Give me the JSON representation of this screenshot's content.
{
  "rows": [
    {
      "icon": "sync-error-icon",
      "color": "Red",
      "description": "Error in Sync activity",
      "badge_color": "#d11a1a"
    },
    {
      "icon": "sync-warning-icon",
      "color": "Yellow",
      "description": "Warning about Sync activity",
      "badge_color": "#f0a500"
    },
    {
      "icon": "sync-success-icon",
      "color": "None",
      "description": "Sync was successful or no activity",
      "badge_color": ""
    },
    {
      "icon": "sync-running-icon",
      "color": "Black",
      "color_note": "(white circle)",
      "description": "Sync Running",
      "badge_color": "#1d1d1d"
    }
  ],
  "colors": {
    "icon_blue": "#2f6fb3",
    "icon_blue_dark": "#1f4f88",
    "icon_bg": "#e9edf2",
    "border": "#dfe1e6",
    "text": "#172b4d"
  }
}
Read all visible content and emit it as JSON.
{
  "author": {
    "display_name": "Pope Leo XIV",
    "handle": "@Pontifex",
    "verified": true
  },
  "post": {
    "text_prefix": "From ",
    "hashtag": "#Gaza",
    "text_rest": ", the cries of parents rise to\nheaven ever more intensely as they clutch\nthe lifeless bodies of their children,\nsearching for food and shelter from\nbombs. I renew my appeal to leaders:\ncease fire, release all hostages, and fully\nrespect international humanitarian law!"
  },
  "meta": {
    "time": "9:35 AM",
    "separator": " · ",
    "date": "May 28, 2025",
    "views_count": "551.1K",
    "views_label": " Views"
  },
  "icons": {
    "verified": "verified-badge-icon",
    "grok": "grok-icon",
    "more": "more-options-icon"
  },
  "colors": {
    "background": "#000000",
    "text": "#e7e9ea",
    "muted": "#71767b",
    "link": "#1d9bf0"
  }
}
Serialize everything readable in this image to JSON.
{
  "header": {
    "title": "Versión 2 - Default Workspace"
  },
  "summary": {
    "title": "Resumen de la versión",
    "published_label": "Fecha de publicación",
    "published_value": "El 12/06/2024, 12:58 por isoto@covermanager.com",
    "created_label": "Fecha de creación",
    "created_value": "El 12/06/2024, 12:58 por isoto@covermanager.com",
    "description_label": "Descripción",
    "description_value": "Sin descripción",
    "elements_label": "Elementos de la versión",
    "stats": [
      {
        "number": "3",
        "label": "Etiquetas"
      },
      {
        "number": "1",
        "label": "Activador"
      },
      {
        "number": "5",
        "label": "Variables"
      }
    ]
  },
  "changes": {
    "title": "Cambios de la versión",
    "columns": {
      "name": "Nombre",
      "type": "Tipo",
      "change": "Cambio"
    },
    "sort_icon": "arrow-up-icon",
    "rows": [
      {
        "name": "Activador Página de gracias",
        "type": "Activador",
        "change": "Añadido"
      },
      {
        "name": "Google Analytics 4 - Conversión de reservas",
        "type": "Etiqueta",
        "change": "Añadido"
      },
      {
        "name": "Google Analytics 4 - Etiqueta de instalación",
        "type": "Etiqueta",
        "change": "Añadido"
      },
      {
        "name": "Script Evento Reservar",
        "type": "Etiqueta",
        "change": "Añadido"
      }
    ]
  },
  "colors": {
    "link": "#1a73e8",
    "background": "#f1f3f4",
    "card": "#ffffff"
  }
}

:::

■ TASK DESCRIPTION ■
Transcribe word for word the lines from the one holding "Serialize everything readable" to the last line of the listing above, inclusive.

■ CORRECT ANSWER ■
Serialize everything readable in this image to JSON.
{
  "header": {
    "title": "Versión 2 - Default Workspace"
  },
  "summary": {
    "title": "Resumen de la versión",
    "published_label": "Fecha de publicación",
    "published_value": "El 12/06/2024, 12:58 por isoto@covermanager.com",
    "created_label": "Fecha de creación",
    "created_value": "El 12/06/2024, 12:58 por isoto@covermanager.com",
    "description_label": "Descripción",
    "description_value": "Sin descripción",
    "elements_label": "Elementos de la versión",
    "stats": [
      {
        "number": "3",
        "label": "Etiquetas"
      },
      {
        "number": "1",
        "label": "Activador"
      },
      {
        "number": "5",
        "label": "Variables"
      }
    ]
  },
  "changes": {
    "title": "Cambios de la versión",
    "columns": {
      "name": "Nombre",
      "type": "Tipo",
      "change": "Cambio"
    },
    "sort_icon": "arrow-up-icon",
    "rows": [
      {
        "name": "Activador Página de gracias",
        "type": "Activador",
        "change": "Añadido"
      },
      {
        "name": "Google Analytics 4 - Conversión de reservas",
        "type": "Etiqueta",
        "change": "Añadido"
      },
      {
        "name": "Google Analytics 4 - Etiqueta de instalación",
        "type": "Etiqueta",
        "change": "Añadido"
      },
      {
        "name": "Script Evento Reservar",
        "type": "Etiqueta",
        "change": "Añadido"
      }
    ]
  },
  "colors": {
    "link": "#1a73e8",
    "background": "#f1f3f4",
    "card": "#ffffff"
  }
}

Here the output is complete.